Pick out each line of the records in which the word "scores" appears.

Stored entries:
## START
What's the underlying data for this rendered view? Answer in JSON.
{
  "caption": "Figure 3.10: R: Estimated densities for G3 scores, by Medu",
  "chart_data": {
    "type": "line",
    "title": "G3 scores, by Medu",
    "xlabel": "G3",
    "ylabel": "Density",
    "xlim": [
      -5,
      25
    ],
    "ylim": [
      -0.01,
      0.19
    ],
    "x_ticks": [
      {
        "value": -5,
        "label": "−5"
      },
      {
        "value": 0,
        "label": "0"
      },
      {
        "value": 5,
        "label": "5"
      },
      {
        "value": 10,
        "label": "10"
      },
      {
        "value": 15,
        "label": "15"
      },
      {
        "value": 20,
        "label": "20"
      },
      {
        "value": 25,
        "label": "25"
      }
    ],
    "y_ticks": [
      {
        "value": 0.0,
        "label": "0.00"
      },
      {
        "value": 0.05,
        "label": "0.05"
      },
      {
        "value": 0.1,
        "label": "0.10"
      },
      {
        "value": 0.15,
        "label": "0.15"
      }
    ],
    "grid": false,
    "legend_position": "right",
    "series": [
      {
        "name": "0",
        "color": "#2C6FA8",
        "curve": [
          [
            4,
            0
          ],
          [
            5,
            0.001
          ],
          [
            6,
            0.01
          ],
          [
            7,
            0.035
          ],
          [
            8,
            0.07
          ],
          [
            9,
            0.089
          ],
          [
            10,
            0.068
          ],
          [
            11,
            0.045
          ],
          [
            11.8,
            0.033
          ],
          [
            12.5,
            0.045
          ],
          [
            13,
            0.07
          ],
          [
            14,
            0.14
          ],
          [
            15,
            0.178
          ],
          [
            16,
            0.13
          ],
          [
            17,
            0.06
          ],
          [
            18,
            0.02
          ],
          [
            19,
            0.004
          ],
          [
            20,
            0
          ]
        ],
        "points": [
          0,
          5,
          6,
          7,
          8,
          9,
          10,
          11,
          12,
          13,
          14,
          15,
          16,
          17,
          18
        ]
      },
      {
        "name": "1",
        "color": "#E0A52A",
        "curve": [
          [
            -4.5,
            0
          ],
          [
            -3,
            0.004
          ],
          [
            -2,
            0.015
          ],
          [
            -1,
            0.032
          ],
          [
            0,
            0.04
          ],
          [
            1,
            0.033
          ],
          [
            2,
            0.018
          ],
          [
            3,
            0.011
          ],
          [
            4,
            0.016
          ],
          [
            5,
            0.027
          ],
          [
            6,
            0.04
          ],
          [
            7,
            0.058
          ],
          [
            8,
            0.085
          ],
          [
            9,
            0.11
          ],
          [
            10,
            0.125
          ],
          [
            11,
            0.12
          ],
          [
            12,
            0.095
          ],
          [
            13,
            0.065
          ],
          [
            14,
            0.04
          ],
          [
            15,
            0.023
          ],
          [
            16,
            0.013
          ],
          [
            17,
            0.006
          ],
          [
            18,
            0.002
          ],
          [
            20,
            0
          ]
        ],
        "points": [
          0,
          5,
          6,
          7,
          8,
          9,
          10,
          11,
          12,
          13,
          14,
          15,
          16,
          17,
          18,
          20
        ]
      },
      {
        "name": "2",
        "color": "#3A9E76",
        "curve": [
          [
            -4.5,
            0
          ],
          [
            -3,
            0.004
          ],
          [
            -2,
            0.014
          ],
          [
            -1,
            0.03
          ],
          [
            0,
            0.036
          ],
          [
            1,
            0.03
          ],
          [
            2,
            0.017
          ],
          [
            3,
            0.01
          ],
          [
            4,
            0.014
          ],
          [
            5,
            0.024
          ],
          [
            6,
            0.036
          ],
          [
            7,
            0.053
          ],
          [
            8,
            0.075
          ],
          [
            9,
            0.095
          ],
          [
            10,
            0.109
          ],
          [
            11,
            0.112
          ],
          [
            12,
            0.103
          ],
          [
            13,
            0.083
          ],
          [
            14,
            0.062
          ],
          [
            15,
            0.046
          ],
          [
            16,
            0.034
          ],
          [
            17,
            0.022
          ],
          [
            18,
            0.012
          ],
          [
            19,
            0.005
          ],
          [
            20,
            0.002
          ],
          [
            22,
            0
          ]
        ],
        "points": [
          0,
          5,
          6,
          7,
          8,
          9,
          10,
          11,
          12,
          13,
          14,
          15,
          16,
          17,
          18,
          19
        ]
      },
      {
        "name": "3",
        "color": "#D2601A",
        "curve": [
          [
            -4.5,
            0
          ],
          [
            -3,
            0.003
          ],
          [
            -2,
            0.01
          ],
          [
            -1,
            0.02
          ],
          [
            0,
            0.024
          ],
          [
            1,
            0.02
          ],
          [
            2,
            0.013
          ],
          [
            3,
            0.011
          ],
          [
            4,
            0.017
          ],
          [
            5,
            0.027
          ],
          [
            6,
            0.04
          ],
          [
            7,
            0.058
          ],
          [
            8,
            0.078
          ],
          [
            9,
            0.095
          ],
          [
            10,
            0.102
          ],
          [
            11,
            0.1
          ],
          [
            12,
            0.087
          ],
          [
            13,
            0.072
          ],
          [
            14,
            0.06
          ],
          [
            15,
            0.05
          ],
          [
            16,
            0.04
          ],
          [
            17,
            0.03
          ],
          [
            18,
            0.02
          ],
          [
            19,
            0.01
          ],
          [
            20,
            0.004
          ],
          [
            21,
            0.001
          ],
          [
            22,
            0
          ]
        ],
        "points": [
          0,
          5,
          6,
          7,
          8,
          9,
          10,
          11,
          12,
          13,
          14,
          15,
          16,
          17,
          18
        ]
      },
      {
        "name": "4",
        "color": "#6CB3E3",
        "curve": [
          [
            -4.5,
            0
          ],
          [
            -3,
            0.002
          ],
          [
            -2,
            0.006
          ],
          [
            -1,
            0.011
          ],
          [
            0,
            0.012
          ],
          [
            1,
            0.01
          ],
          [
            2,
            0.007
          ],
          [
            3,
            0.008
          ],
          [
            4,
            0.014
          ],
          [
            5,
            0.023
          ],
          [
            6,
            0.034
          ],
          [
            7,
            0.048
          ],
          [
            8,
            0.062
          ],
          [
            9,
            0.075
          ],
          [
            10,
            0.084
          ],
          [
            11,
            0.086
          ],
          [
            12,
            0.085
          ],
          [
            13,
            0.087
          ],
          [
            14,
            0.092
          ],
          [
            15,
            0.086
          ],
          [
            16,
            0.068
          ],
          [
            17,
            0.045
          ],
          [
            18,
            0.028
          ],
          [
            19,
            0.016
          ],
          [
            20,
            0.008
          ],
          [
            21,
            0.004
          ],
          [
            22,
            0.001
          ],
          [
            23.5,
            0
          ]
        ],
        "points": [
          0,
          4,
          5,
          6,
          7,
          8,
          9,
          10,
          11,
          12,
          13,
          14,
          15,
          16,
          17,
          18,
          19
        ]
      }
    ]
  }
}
## END
**Finished exercise**
  "caption": "Figure 3.10: R: Estimated densities for G3 scores, by Medu",
    "title": "G3 scores, by Medu",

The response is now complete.